__SET PROBLEM__:
Select, from the material below, each line with "correlation" in it.

__RECORDS PROVIDED__:
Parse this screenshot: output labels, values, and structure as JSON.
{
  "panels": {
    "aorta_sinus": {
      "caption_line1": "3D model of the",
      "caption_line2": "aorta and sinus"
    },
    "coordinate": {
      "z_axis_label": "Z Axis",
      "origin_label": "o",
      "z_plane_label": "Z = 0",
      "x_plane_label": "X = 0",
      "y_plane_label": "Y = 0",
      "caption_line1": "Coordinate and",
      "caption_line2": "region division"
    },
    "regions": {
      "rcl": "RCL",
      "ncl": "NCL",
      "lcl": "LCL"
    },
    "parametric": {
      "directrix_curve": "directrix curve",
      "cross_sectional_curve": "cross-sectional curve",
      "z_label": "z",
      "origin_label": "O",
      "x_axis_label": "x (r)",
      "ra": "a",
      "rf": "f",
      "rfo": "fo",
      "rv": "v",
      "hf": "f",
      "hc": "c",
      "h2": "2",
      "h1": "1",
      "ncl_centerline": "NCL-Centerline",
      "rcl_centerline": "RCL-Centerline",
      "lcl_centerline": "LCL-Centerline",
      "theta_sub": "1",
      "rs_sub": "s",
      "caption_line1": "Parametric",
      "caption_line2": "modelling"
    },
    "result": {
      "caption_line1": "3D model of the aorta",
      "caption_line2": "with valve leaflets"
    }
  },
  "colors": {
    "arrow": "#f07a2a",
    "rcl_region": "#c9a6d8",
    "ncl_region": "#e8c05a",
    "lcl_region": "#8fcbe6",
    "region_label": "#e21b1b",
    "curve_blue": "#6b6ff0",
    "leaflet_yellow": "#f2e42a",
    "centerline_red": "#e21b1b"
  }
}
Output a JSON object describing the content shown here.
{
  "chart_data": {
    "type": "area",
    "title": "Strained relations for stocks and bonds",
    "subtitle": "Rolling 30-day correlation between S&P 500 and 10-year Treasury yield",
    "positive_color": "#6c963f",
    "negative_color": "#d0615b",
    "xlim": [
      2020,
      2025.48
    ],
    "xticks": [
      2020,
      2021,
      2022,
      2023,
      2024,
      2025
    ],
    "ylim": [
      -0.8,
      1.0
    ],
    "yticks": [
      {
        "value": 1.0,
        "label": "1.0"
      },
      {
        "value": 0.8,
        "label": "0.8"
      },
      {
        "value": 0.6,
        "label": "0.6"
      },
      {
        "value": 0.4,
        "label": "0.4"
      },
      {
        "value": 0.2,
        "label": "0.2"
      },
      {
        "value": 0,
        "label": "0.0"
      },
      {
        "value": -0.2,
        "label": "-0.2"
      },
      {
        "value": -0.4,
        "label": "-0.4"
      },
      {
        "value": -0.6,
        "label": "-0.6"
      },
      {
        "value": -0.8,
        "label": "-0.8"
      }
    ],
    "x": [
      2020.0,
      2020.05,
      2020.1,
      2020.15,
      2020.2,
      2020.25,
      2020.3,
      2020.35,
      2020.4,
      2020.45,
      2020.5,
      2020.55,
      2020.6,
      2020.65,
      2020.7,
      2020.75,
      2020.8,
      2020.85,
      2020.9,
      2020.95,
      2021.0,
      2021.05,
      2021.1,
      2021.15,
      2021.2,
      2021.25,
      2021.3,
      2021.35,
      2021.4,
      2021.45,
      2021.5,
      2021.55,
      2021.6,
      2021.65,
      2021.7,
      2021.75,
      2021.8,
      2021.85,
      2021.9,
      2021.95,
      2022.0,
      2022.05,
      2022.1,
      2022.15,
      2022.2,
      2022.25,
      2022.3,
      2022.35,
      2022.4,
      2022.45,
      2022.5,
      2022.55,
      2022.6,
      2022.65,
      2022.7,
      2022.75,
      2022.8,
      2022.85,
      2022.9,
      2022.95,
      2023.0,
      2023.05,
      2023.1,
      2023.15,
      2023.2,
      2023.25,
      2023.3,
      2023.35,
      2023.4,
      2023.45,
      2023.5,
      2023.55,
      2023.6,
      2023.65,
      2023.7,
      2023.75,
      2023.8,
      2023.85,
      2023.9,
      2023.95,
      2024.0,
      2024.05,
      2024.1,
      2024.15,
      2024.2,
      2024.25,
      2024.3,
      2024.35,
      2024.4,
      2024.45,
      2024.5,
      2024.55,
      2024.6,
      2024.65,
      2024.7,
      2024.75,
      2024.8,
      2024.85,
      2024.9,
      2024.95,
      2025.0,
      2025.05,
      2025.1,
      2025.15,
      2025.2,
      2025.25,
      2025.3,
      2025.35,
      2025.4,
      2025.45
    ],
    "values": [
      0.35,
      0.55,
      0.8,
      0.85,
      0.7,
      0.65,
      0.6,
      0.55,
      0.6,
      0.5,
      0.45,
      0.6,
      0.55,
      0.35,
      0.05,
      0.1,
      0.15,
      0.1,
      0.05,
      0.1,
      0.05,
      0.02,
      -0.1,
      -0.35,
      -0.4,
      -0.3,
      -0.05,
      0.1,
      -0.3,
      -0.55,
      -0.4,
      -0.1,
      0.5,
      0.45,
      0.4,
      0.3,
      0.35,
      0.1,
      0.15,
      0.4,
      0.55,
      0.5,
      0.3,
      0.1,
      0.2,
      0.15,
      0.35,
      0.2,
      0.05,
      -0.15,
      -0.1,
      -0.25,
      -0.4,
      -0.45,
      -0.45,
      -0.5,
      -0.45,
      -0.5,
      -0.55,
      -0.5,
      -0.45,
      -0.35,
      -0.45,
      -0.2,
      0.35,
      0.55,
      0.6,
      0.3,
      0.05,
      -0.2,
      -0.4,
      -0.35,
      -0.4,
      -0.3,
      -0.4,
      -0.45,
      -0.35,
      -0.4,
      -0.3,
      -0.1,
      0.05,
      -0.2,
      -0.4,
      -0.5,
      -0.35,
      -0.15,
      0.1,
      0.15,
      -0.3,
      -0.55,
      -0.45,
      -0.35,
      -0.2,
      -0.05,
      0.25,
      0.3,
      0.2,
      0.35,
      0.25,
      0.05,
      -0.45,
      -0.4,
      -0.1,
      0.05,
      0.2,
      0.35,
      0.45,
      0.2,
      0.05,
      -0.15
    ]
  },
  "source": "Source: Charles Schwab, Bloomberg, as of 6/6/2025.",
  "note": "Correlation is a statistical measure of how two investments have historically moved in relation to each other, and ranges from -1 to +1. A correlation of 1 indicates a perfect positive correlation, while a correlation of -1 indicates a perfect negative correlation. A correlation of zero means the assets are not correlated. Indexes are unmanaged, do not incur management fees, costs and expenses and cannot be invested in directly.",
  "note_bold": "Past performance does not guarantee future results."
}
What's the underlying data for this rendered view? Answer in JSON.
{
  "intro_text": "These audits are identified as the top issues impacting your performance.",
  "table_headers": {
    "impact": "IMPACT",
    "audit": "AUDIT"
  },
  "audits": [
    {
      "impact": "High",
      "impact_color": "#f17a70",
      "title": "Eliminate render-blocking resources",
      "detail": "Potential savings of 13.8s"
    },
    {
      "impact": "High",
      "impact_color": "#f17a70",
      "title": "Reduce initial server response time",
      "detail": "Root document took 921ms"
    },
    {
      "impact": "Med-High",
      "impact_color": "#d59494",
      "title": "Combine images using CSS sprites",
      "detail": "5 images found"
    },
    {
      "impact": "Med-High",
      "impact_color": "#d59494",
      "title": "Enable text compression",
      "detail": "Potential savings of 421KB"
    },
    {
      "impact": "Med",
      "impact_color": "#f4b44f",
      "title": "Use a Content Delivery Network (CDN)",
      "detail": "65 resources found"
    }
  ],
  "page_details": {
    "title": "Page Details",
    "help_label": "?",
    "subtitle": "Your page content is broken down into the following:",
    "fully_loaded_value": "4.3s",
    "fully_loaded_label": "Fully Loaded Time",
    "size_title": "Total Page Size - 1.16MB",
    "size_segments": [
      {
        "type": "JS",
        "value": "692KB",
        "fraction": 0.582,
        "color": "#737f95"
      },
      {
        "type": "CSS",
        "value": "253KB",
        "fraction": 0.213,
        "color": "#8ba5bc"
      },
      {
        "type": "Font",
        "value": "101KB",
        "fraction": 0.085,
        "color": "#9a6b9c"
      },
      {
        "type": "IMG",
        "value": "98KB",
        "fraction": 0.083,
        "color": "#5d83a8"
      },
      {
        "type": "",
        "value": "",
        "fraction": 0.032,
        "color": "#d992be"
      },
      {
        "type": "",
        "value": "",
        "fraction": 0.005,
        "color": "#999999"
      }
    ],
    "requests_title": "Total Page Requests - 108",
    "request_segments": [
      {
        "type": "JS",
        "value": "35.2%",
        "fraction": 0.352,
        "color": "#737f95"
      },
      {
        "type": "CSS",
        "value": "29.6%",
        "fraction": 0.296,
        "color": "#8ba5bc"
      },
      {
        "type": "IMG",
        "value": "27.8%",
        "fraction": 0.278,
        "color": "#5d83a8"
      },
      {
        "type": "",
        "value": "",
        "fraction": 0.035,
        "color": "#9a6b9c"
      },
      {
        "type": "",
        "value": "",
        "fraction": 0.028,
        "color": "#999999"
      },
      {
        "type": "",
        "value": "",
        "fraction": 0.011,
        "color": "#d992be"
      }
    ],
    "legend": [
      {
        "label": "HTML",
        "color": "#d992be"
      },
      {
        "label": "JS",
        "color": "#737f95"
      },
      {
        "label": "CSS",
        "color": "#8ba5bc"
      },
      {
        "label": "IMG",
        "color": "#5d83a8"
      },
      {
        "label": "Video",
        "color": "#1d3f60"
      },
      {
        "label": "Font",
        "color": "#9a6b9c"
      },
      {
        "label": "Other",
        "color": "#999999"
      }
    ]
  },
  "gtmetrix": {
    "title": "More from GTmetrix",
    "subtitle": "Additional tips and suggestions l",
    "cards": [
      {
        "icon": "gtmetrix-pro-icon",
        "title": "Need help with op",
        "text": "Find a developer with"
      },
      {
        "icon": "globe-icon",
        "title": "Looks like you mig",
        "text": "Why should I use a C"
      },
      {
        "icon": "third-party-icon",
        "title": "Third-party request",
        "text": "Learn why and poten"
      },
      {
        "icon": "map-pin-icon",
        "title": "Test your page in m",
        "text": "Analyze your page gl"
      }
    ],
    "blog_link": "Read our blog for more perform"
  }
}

__FULL SOLUTION__:
    "subtitle": "Rolling 30-day correlation between S&P 500 and 10-year Treasury yield",
  "note": "Correlation is a statistical measure of how two investments have historically moved in relation to each other, and ranges from -1 to +1. A correlation of 1 indicates a perfect positive correlation, while a correlation of -1 indicates a perfect negative correlation. A correlation of zero means the assets are not correlated. Indexes are unmanaged, do not incur management fees, costs and expenses and cannot be invested in directly.",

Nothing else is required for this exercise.